■ What you are asked to do: From the entries below, gather each line containing the word "يكون".

Records from a collection:
· · · · · · ·
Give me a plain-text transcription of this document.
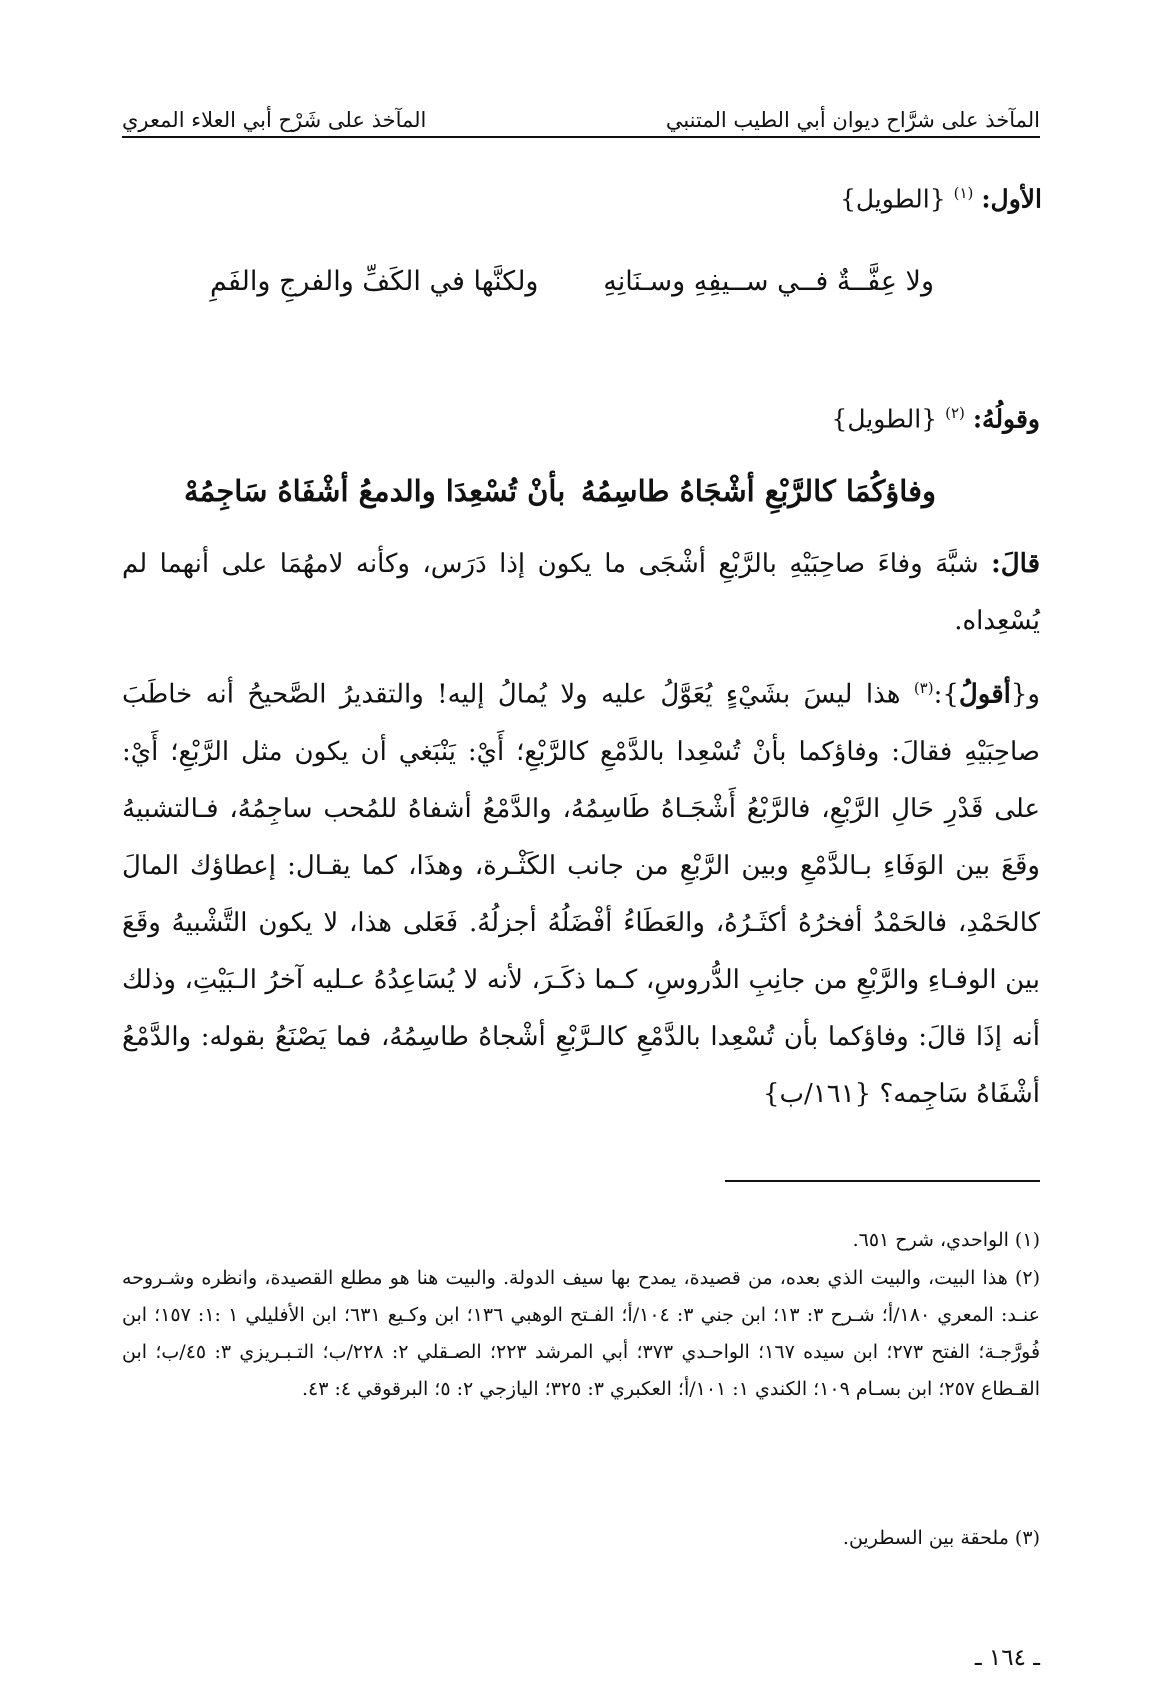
المآخذ على شرَّاح ديوان أبي الطيب المتنبي
المآخذ على شَرْح أبي العلاء المعري
الأول: $^{(١)}$ {الطويل}
ولا عِفَّــةٌ فــي ســيفِهِ وسـنَانِهِ
ولكنَّها في الكَفِّ والفرجِ والفَمِ
وقولُهُ: $^{(٢)}$ {الطويل}
وفاؤكُمَا كالرَّبْعِ أشْجَاهُ طاسِمُهُ
بأنْ تُسْعِدَا والدمعُ أشْفَاهُ سَاجِمُهْ
قالَ: شبَّهَ وفاءَ صاحِبَيْهِ بالرَّبْعِ أشْجَى ما يكون إذا دَرَس، وكأنه لامهُمَا على أنهما لم يُسْعِداه.
و{أقولُ}:$^{(٣)}$ هذا ليسَ بشَيْءٍ يُعَوَّلُ عليه ولا يُمالُ إليه! والتقديرُ الصَّحيحُ أنه خاطَبَ صاحِبَيْهِ فقالَ: وفاؤكما بأنْ تُسْعِدا بالدَّمْعِ كالرَّبْعِ؛ أَيْ: يَنْبَغي أن يكون مثل الرَّبْعِ؛ أَيْ: على قَدْرِ حَالِ الرَّبْعِ، فالرَّبْعُ أَشْجَـاهُ طَاسِمُهُ، والدَّمْعُ أشفاهُ للمُحب ساجِمُهُ، فـالتشبيهُ وقَعَ بين الوَفَاءِ بـالدَّمْعِ وبين الرَّبْعِ من جانب الكَثْـرة، وهذَا، كما يقـال: إعطاؤك المالَ كالحَمْدِ، فالحَمْدُ أفخرُهُ أكثَـرُهُ، والعَطَاءُ أفْضَلُهُ أجزلُهُ. فَعَلى هذا، لا يكون التَّشْبيهُ وقَعَ بين الوفـاءِ والرَّبْعِ من جانِبِ الدُّروسِ، كـما ذكَـرَ، لأنه لا يُسَاعِدُهُ عـليه آخرُ الـبَيْتِ، وذلك أنه إذَا قالَ: وفاؤكما بأن تُسْعِدا بالدَّمْعِ كالـرَّبْعِ أشْجاهُ طاسِمُهُ، فما يَصْنَعُ بقوله: والدَّمْعُ أشْفَاهُ سَاجِمه؟ {١٦١/ب}
(١) الواحدي، شرح ٦٥١.
(٢) هذا البيت، والبيت الذي بعده، من قصيدة، يمدح بها سيف الدولة. والبيت هنا هو مطلع القصيدة، وانظره وشـروحه عنـد: المعري ١٨٠/أ؛ شـرح ٣: ١٣؛ ابن جني ٣: ١٠٤/أ؛ الفـتح الوهبي ١٣٦؛ ابن وكـيع ٦٣١؛ ابن الأفليلي ١ :١: ١٥٧؛ ابن فُورَّجـة؛ الفتح ٢٧٣؛ ابن سيده ١٦٧؛ الواحـدي ٣٧٣؛ أبي المرشد ٢٢٣؛ الصـقلي ٢: ٢٢٨/ب؛ التـبـريزي ٣: ٤٥/ب؛ ابن القـطاع ٢٥٧؛ ابن بسـام ١٠٩؛ الكندي ١: ١٠١/أ؛ العكبري ٣: ٣٢٥؛ اليازجي ٢: ٥؛ البرقوقي ٤: ٤٣.
(٣) ملحقة بين السطرين.
ـ ١٦٤ ـ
· · · · · · ·
■ Answer to this task:
قالَ: شبَّهَ وفاءَ صاحِبَيْهِ بالرَّبْعِ أشْجَى ما يكون إذا دَرَس، وكأنه لامهُمَا على أنهما لم يُسْعِداه.
و{أقولُ}:$^{(٣)}$ هذا ليسَ بشَيْءٍ يُعَوَّلُ عليه ولا يُمالُ إليه! والتقديرُ الصَّحيحُ أنه خاطَبَ صاحِبَيْهِ فقالَ: وفاؤكما بأنْ تُسْعِدا بالدَّمْعِ كالرَّبْعِ؛ أَيْ: يَنْبَغي أن يكون مثل الرَّبْعِ؛ أَيْ: على قَدْرِ حَالِ الرَّبْعِ، فالرَّبْعُ أَشْجَـاهُ طَاسِمُهُ، والدَّمْعُ أشفاهُ للمُحب ساجِمُهُ، فـالتشبيهُ وقَعَ بين الوَفَاءِ بـالدَّمْعِ وبين الرَّبْعِ من جانب الكَثْـرة، وهذَا، كما يقـال: إعطاؤك المالَ كالحَمْدِ، فالحَمْدُ أفخرُهُ أكثَـرُهُ، والعَطَاءُ أفْضَلُهُ أجزلُهُ. فَعَلى هذا، لا يكون التَّشْبيهُ وقَعَ بين الوفـاءِ والرَّبْعِ من جانِبِ الدُّروسِ، كـما ذكَـرَ، لأنه لا يُسَاعِدُهُ عـليه آخرُ الـبَيْتِ، وذلك أنه إذَا قالَ: وفاؤكما بأن تُسْعِدا بالدَّمْعِ كالـرَّبْعِ أشْجاهُ طاسِمُهُ، فما يَصْنَعُ بقوله: والدَّمْعُ أشْفَاهُ سَاجِمه؟ {١٦١/ب}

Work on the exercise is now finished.